_WHAT TO PRODUCE_: The string "layer" may appear in lines of the entries below. Report how many lines hold it, with only the number.

Items from a data source
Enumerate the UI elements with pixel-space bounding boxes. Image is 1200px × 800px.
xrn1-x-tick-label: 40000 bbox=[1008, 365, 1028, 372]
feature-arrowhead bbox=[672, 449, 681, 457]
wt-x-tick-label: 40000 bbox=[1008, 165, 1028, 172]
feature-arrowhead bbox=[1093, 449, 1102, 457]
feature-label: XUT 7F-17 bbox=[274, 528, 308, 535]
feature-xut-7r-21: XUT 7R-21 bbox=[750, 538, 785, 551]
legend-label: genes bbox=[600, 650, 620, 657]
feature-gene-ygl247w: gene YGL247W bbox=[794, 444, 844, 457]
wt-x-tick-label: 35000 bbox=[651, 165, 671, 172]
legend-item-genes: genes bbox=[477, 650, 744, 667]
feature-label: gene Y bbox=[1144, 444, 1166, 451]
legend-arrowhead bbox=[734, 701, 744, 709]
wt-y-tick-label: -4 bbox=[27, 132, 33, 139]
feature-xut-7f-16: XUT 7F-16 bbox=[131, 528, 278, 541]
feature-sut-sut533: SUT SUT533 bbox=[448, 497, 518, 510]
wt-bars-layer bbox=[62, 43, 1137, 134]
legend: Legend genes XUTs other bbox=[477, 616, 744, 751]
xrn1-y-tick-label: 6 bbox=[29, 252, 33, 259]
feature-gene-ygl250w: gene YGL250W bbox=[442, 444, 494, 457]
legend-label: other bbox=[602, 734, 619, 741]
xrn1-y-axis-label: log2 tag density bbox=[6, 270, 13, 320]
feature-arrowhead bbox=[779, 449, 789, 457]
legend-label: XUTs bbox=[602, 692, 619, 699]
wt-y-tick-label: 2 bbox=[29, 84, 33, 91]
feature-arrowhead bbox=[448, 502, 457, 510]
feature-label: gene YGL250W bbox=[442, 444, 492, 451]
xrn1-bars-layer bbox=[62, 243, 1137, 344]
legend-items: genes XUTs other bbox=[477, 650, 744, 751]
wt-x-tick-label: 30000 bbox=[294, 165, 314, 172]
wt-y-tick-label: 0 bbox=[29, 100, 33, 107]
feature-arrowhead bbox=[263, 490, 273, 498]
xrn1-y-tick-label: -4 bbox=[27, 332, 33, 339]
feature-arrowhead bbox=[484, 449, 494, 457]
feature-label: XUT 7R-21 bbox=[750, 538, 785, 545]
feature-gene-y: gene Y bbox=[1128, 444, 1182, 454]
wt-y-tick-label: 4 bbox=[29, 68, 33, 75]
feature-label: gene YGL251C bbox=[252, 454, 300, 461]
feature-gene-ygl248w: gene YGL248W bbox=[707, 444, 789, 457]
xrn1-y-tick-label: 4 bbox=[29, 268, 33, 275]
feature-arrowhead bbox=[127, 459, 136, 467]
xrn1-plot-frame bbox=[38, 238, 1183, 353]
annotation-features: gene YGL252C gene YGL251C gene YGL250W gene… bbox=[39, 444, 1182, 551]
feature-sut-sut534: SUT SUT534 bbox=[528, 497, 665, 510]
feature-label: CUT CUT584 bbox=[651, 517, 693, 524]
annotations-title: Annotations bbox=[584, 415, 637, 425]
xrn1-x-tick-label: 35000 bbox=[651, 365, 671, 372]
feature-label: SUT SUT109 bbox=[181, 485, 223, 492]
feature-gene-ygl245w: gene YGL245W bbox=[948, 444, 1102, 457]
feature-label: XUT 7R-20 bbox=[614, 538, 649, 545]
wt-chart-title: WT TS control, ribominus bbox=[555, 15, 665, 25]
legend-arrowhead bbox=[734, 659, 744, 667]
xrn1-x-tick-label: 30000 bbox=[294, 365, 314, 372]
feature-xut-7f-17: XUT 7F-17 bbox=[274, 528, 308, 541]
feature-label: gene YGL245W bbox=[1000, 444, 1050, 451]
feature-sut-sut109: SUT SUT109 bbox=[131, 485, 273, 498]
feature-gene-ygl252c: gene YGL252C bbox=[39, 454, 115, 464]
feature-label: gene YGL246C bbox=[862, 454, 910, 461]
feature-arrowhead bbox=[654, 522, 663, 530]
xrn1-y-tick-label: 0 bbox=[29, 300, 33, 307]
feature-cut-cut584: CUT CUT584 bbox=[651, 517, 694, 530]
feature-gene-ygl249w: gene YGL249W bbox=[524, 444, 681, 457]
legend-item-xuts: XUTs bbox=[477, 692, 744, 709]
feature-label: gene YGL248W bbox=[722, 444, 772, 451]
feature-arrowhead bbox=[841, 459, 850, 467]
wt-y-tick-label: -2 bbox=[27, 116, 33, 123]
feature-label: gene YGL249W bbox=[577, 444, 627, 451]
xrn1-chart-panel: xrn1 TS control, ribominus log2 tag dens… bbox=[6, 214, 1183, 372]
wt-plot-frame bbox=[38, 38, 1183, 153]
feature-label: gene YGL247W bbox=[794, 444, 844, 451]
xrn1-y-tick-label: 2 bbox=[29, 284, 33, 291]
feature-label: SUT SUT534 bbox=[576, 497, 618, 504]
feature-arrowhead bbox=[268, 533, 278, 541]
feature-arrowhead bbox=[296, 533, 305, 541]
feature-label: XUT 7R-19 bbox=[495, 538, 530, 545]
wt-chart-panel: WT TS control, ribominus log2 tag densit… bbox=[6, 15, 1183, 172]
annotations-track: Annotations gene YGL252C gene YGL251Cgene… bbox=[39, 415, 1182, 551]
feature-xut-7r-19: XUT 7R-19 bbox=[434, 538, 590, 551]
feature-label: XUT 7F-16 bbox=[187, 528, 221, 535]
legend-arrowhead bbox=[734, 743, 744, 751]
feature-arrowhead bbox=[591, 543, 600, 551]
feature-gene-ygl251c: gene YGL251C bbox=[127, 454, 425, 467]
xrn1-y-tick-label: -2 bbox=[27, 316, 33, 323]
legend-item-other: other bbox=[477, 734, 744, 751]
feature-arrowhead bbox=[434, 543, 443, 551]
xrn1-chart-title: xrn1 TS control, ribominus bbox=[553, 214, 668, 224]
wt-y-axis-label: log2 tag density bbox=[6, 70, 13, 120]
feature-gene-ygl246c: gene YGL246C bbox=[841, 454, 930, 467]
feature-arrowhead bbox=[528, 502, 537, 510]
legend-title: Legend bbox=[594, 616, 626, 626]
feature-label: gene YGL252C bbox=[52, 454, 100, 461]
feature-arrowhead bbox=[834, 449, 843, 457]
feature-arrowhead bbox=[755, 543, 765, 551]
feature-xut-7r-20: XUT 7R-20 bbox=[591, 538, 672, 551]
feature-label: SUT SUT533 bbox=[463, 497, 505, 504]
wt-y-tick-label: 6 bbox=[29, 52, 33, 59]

_RESPONSE TO THE EXERCISE_: 2